# [Stored entries]
::::::
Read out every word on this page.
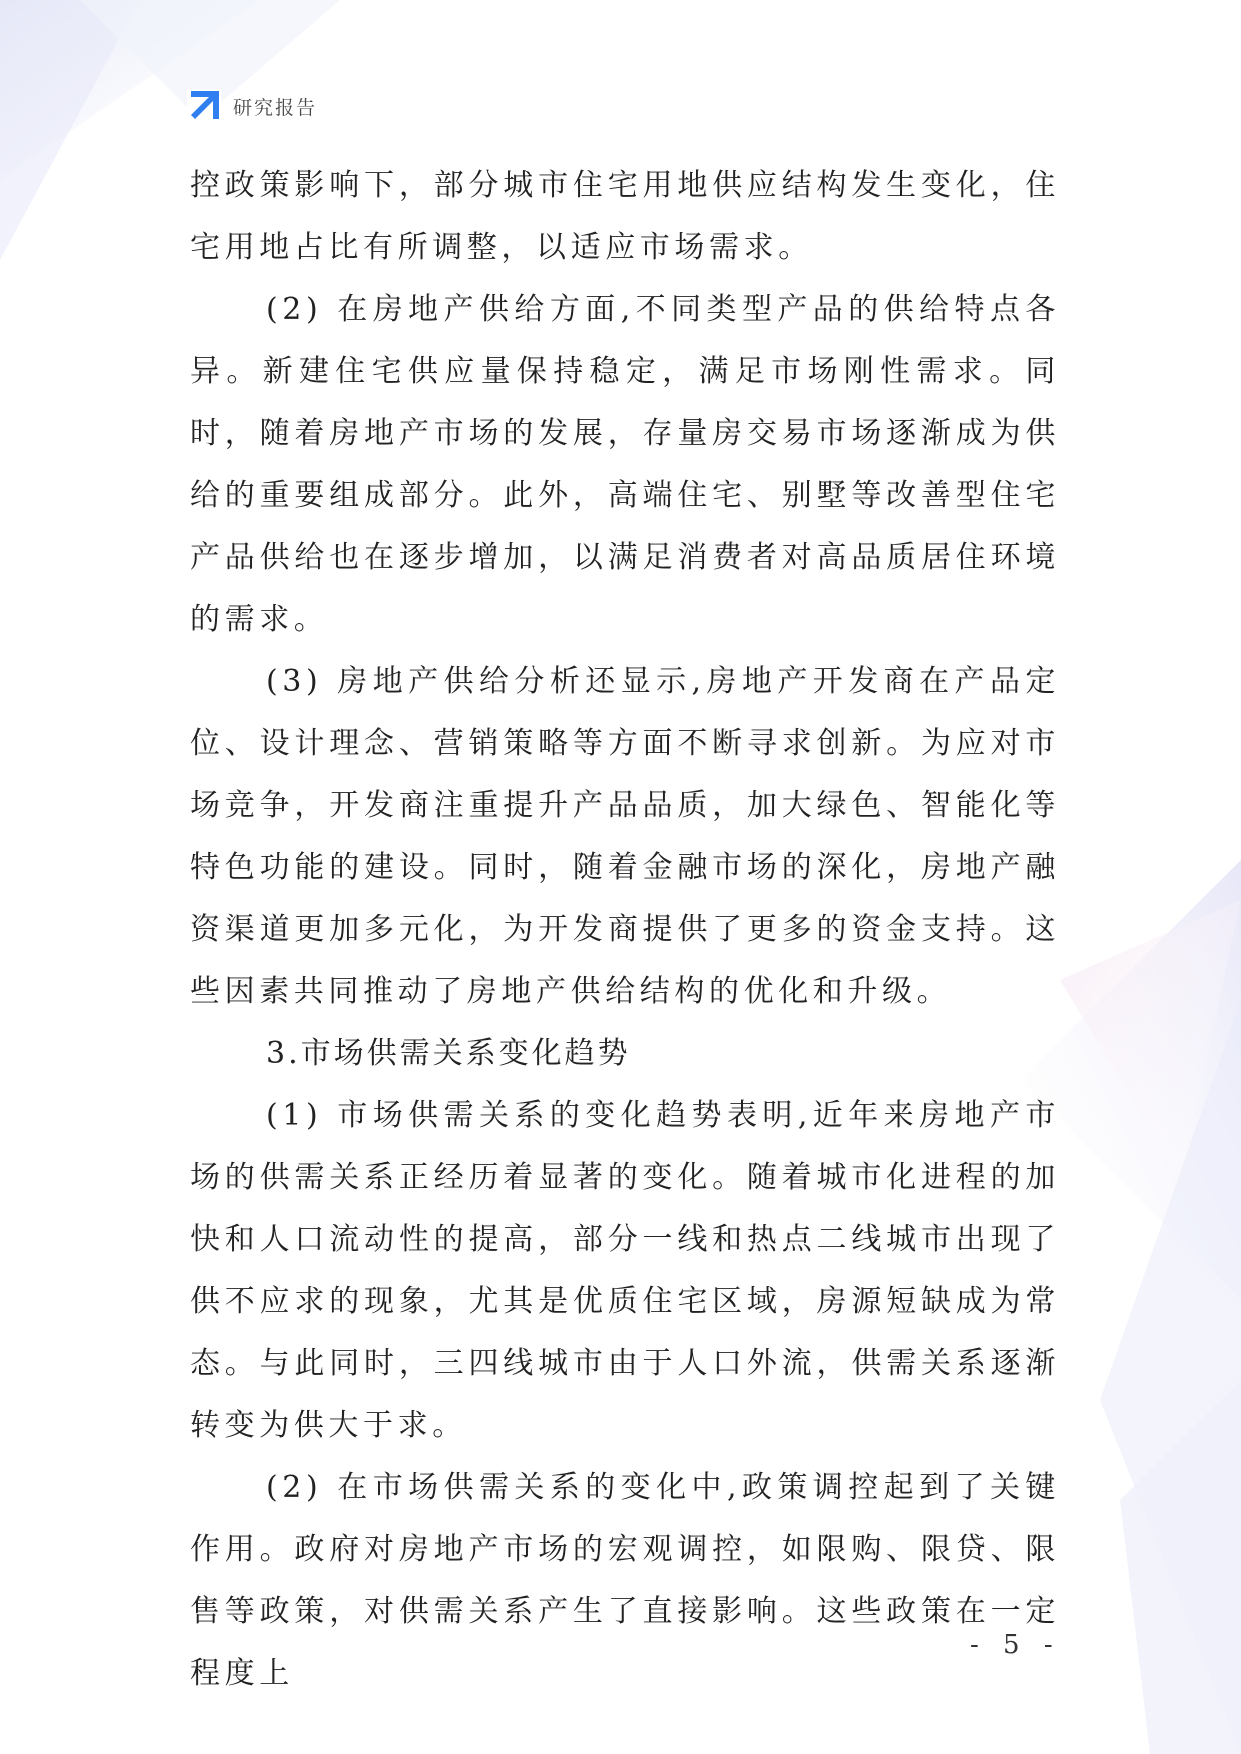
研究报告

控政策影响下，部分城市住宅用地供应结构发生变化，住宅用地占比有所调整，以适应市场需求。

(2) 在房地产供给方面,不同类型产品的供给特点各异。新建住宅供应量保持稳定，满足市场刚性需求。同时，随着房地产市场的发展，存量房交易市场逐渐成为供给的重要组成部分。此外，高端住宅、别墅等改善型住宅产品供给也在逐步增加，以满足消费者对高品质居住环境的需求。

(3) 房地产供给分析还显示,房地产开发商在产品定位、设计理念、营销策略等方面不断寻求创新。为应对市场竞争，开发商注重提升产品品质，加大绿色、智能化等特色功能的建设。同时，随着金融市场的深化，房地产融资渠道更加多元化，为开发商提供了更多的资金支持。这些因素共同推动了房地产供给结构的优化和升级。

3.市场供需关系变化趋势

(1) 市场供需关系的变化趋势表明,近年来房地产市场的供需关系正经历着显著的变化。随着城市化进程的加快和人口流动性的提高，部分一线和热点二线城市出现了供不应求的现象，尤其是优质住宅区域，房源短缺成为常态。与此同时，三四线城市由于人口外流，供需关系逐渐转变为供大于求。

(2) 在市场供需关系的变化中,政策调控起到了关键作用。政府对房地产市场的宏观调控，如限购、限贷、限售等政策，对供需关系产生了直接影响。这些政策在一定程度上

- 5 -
::::::
# [Your task]
Quote the preceding listing precisely and completely, omitting its images.

# [Result]
Read out every word on this page.
研究报告

控政策影响下，部分城市住宅用地供应结构发生变化，住宅用地占比有所调整，以适应市场需求。

(2) 在房地产供给方面,不同类型产品的供给特点各异。新建住宅供应量保持稳定，满足市场刚性需求。同时，随着房地产市场的发展，存量房交易市场逐渐成为供给的重要组成部分。此外，高端住宅、别墅等改善型住宅产品供给也在逐步增加，以满足消费者对高品质居住环境的需求。

(3) 房地产供给分析还显示,房地产开发商在产品定位、设计理念、营销策略等方面不断寻求创新。为应对市场竞争，开发商注重提升产品品质，加大绿色、智能化等特色功能的建设。同时，随着金融市场的深化，房地产融资渠道更加多元化，为开发商提供了更多的资金支持。这些因素共同推动了房地产供给结构的优化和升级。

3.市场供需关系变化趋势

(1) 市场供需关系的变化趋势表明,近年来房地产市场的供需关系正经历着显著的变化。随着城市化进程的加快和人口流动性的提高，部分一线和热点二线城市出现了供不应求的现象，尤其是优质住宅区域，房源短缺成为常态。与此同时，三四线城市由于人口外流，供需关系逐渐转变为供大于求。

(2) 在市场供需关系的变化中,政策调控起到了关键作用。政府对房地产市场的宏观调控，如限购、限贷、限售等政策，对供需关系产生了直接影响。这些政策在一定程度上

- 5 -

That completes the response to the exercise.